▶ [AVAILABLE DATA]:
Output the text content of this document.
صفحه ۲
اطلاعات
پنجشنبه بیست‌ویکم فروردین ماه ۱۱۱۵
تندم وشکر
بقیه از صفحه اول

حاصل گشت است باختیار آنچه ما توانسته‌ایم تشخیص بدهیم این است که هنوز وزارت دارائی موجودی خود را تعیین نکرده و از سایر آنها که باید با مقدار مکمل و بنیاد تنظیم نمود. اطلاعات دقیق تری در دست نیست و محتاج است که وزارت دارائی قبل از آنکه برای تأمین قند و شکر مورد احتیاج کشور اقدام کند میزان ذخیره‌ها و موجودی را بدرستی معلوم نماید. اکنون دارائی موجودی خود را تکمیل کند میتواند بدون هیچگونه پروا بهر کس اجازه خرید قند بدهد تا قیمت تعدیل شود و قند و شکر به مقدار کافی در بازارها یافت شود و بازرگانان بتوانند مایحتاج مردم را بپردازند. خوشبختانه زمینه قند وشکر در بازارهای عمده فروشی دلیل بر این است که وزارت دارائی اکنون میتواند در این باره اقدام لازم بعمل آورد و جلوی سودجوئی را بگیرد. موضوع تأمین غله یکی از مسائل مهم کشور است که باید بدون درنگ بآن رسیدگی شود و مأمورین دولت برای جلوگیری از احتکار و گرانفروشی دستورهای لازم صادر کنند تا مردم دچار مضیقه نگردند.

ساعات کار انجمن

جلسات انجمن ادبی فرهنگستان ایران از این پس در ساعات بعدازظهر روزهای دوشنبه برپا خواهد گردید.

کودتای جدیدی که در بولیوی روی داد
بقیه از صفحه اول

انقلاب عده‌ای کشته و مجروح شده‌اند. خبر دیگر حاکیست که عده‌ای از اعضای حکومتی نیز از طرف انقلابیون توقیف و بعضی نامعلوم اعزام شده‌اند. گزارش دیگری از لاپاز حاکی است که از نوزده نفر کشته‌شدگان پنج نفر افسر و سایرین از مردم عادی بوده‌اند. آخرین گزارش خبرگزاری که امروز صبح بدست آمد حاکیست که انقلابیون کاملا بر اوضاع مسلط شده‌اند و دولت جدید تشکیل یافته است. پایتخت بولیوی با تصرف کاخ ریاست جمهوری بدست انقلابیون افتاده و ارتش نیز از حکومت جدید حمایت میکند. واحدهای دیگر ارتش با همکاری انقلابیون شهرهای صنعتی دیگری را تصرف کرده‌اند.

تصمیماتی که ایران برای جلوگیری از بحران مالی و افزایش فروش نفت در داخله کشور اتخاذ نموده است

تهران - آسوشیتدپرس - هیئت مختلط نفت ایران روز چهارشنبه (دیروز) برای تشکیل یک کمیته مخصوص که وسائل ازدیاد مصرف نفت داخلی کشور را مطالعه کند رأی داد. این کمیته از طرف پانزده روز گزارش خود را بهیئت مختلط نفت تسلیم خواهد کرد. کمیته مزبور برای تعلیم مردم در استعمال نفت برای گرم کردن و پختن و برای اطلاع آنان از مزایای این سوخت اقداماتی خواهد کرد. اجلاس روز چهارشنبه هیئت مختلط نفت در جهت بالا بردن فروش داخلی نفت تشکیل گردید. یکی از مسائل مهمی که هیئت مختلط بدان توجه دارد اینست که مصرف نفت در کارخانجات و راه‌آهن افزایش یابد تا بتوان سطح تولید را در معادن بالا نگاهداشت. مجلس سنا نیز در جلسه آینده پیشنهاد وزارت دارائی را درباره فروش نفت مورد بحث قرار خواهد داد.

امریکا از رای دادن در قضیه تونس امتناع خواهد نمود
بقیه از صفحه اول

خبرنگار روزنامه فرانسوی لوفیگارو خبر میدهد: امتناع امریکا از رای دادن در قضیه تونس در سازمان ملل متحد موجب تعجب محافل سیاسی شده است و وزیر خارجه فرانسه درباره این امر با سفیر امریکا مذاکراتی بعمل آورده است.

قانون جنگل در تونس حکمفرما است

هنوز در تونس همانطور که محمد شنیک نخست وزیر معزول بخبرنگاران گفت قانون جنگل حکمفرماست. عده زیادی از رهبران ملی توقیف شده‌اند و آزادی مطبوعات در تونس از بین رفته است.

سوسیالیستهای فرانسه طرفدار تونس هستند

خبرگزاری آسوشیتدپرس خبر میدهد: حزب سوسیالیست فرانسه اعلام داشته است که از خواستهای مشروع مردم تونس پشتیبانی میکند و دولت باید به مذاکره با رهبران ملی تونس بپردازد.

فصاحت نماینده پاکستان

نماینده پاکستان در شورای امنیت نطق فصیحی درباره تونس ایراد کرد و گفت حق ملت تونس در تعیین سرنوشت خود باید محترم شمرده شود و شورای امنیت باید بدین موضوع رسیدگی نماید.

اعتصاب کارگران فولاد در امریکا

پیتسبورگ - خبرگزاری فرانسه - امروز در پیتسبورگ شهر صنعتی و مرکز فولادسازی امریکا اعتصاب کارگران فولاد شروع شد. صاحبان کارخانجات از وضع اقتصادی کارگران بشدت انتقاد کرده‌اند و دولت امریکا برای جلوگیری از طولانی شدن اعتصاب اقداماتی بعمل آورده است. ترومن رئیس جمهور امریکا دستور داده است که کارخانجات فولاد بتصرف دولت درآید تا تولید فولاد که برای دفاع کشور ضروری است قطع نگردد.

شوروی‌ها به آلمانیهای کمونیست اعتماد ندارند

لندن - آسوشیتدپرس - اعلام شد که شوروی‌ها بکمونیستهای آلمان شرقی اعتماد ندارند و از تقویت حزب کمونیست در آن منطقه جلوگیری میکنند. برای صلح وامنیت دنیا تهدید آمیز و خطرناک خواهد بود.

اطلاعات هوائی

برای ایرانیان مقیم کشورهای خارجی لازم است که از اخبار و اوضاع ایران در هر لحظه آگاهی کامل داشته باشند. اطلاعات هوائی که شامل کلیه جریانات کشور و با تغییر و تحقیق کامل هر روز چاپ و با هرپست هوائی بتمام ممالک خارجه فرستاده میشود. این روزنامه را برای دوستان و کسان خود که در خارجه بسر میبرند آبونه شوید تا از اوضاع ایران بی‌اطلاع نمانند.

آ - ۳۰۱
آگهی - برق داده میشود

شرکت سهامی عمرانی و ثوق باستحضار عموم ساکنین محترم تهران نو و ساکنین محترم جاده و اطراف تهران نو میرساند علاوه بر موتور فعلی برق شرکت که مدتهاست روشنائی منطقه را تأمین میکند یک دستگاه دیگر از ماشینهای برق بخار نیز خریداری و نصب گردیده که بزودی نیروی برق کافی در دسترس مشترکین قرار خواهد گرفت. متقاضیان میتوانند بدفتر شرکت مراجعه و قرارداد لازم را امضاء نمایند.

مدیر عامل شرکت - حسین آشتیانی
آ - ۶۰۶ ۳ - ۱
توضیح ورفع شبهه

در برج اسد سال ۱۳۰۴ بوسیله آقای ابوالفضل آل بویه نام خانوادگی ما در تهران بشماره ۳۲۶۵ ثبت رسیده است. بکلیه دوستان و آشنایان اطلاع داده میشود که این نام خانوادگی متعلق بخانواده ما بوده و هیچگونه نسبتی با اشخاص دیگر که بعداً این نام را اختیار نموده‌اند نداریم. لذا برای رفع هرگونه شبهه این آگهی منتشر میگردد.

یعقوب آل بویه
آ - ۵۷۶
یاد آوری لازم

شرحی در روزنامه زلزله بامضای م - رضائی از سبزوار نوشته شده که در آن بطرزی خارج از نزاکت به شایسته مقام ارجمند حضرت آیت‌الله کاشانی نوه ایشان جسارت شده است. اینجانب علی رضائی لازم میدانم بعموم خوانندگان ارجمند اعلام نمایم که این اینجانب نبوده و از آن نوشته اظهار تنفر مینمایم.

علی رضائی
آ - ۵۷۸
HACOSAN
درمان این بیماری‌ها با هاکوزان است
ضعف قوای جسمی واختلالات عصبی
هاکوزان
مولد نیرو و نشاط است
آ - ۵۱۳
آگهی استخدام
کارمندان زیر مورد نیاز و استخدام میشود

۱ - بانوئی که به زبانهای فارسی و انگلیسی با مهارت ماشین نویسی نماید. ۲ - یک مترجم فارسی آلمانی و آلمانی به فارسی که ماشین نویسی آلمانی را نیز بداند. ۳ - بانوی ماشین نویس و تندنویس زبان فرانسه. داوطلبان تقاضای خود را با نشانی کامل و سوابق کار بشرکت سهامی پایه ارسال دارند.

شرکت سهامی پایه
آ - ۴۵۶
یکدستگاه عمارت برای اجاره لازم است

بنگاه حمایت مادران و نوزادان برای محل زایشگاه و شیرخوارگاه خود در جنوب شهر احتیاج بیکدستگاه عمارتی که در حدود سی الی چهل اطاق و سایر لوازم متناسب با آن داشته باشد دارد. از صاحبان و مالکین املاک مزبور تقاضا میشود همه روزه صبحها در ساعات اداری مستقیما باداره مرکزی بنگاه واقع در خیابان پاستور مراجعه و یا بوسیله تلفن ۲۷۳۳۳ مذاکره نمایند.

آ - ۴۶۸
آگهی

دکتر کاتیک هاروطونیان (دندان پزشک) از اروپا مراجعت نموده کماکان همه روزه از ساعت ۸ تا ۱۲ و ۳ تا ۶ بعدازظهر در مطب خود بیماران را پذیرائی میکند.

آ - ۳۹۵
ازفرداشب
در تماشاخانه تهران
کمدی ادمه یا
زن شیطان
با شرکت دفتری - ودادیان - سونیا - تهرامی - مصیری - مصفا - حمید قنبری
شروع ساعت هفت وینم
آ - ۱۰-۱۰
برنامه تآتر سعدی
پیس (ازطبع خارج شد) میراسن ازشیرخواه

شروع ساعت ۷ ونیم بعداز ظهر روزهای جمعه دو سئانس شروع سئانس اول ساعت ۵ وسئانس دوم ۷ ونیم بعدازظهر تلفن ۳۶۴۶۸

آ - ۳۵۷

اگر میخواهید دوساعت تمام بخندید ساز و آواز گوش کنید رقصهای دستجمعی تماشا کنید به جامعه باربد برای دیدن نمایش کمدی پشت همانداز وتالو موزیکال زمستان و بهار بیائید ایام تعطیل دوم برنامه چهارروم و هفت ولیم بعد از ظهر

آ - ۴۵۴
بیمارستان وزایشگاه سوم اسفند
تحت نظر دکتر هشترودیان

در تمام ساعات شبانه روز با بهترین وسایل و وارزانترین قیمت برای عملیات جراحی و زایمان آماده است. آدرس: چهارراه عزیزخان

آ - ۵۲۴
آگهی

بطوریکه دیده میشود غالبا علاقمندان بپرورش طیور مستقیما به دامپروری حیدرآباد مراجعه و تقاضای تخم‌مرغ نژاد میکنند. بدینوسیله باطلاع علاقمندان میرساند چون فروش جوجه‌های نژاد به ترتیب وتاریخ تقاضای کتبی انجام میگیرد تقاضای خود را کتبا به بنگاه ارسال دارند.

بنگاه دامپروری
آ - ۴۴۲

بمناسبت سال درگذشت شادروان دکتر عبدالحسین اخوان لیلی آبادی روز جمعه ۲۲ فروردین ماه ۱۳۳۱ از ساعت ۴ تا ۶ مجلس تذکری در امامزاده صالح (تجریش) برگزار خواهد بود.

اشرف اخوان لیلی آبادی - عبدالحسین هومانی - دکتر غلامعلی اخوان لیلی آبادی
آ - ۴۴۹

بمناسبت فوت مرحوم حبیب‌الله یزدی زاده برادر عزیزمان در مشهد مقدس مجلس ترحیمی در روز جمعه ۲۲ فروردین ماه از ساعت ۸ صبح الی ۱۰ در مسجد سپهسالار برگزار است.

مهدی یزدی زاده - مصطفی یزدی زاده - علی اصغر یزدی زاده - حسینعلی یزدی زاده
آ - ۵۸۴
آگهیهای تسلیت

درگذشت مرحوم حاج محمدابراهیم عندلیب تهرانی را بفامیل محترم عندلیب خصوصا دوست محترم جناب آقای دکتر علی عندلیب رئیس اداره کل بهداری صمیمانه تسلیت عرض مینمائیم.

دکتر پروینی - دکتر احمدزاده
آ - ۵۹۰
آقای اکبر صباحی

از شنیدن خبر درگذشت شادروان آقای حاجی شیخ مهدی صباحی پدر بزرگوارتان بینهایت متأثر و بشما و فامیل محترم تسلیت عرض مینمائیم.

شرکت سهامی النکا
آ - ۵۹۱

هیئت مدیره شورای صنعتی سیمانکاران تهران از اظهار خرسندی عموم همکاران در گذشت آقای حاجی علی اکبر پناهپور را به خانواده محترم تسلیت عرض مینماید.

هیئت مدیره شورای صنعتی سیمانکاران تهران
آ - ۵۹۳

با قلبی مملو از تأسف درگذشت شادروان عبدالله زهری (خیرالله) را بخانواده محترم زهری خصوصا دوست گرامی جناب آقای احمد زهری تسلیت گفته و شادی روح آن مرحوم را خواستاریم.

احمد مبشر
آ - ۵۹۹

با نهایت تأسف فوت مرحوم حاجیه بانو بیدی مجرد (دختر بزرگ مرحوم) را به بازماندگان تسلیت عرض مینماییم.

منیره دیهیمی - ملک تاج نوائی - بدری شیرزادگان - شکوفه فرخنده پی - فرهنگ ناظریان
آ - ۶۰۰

...

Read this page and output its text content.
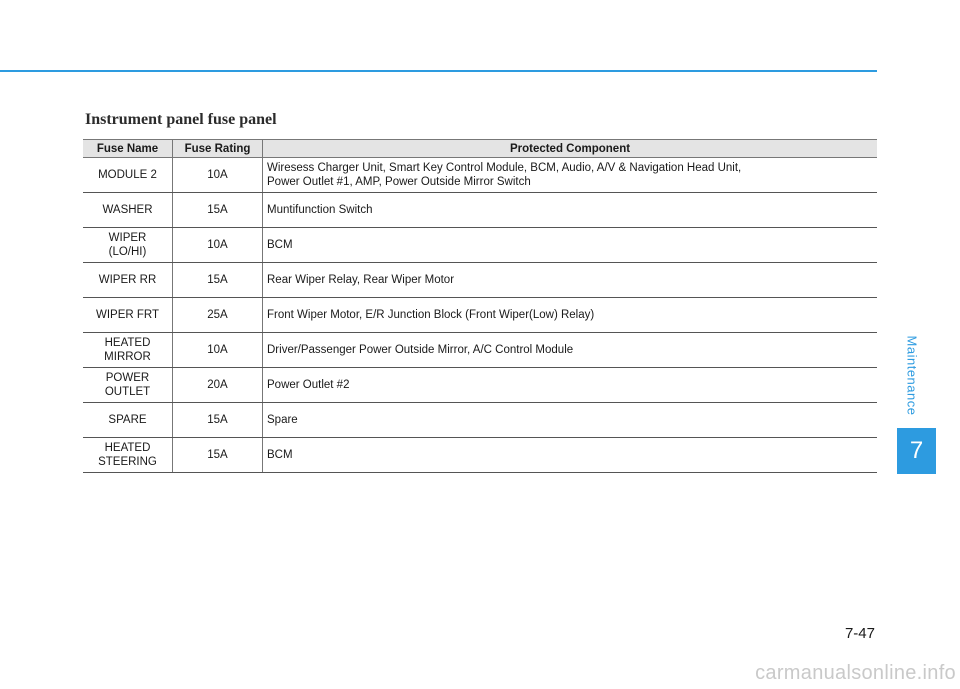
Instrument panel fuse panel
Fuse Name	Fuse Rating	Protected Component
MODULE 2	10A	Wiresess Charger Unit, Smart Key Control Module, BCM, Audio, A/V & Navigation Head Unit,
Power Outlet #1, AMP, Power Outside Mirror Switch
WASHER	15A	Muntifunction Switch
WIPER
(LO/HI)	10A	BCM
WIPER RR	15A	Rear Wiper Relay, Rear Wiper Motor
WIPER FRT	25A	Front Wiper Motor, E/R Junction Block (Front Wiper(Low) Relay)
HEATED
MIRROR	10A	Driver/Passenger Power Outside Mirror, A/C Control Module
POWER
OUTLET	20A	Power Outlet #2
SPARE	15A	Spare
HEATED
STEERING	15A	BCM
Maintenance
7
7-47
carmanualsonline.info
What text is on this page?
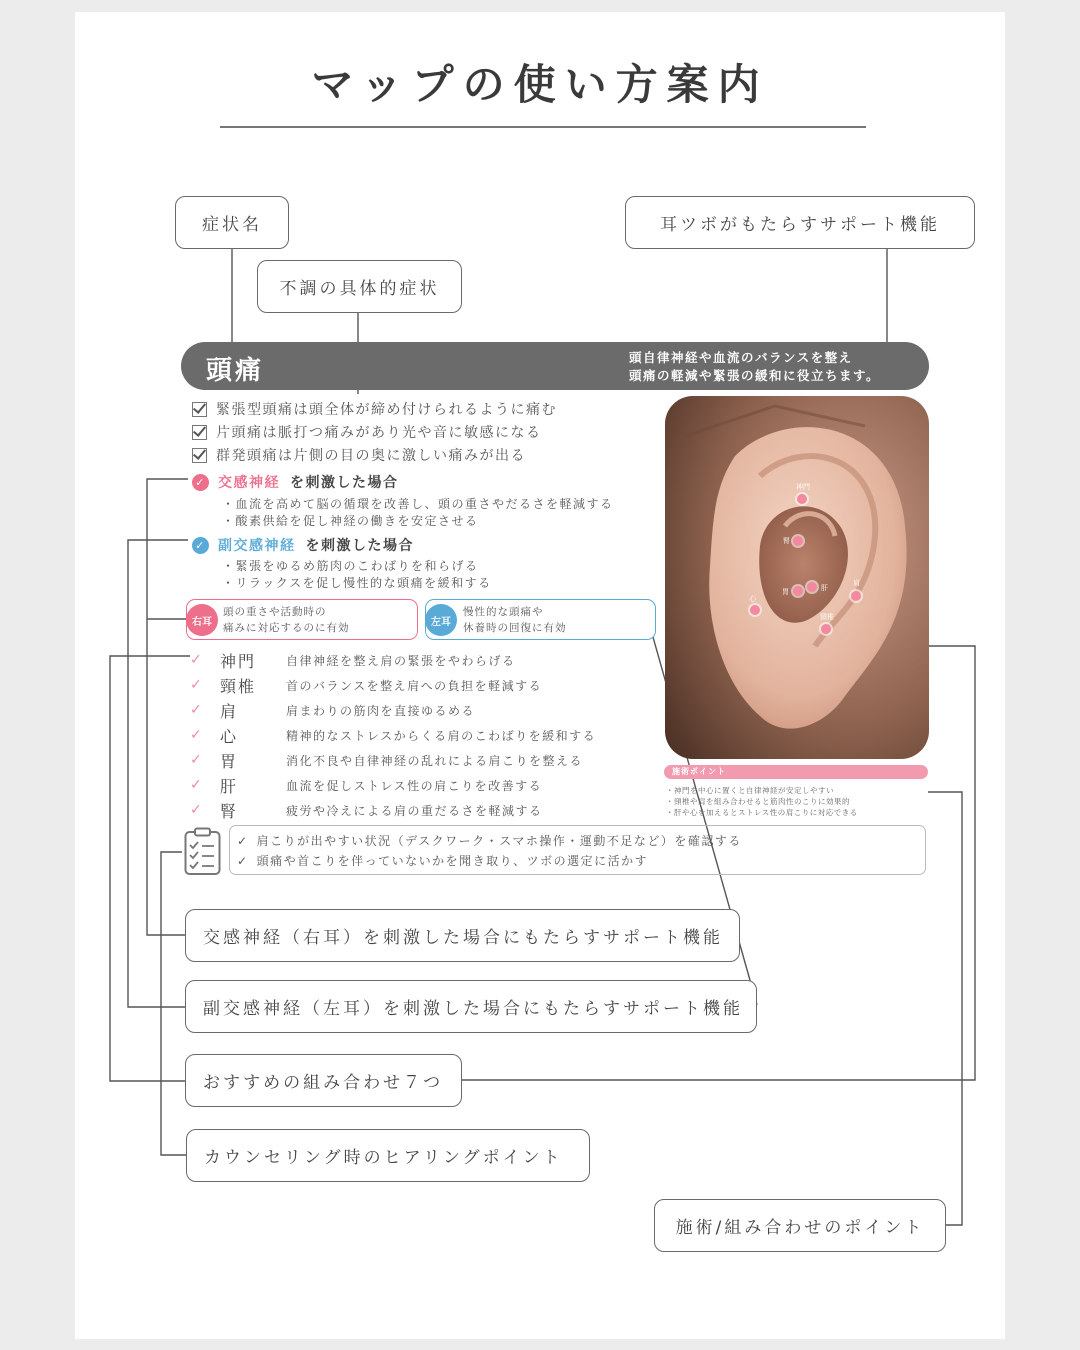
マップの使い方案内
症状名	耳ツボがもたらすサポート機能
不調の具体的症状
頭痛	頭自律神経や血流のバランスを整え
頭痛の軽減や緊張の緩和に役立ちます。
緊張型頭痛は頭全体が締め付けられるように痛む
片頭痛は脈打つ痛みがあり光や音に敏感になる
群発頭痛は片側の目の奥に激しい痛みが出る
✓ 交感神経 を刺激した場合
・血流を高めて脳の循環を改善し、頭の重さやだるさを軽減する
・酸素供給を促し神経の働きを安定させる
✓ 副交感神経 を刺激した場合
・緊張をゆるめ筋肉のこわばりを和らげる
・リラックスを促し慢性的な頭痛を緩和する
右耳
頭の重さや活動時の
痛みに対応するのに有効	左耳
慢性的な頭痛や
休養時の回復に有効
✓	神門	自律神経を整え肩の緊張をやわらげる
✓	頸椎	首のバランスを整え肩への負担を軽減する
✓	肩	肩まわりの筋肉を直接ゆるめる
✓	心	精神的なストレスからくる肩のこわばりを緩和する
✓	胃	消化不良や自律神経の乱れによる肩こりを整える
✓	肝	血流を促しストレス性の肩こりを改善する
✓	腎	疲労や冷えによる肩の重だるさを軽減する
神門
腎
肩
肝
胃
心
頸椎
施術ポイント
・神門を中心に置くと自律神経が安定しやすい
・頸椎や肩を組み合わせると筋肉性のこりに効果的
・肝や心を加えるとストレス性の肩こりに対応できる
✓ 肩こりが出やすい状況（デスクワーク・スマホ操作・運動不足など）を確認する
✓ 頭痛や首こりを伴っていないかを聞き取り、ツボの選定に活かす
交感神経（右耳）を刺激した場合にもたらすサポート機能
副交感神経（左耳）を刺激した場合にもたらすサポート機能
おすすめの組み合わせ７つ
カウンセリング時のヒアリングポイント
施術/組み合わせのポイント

▶ [TASK PROMPT]:
Track down every line of the material containing the string "شادروان", and copy it.

▶ [IN RESPONSE]:
بمناسبت سال درگذشت شادروان دکتر عبدالحسین اخوان لیلی آبادی روز جمعه ۲۲ فروردین ماه ۱۳۳۱ از ساعت ۴ تا ۶ مجلس تذکری در امامزاده صالح (تجریش) برگزار خواهد بود.
از شنیدن خبر درگذشت شادروان آقای حاجی شیخ مهدی صباحی پدر بزرگوارتان بینهایت متأثر و بشما و فامیل محترم تسلیت عرض مینمائیم.
با قلبی مملو از تأسف درگذشت شادروان عبدالله زهری (خیرالله) را بخانواده محترم زهری خصوصا دوست گرامی جناب آقای احمد زهری تسلیت گفته و شادی روح آن مرحوم را خواستاریم.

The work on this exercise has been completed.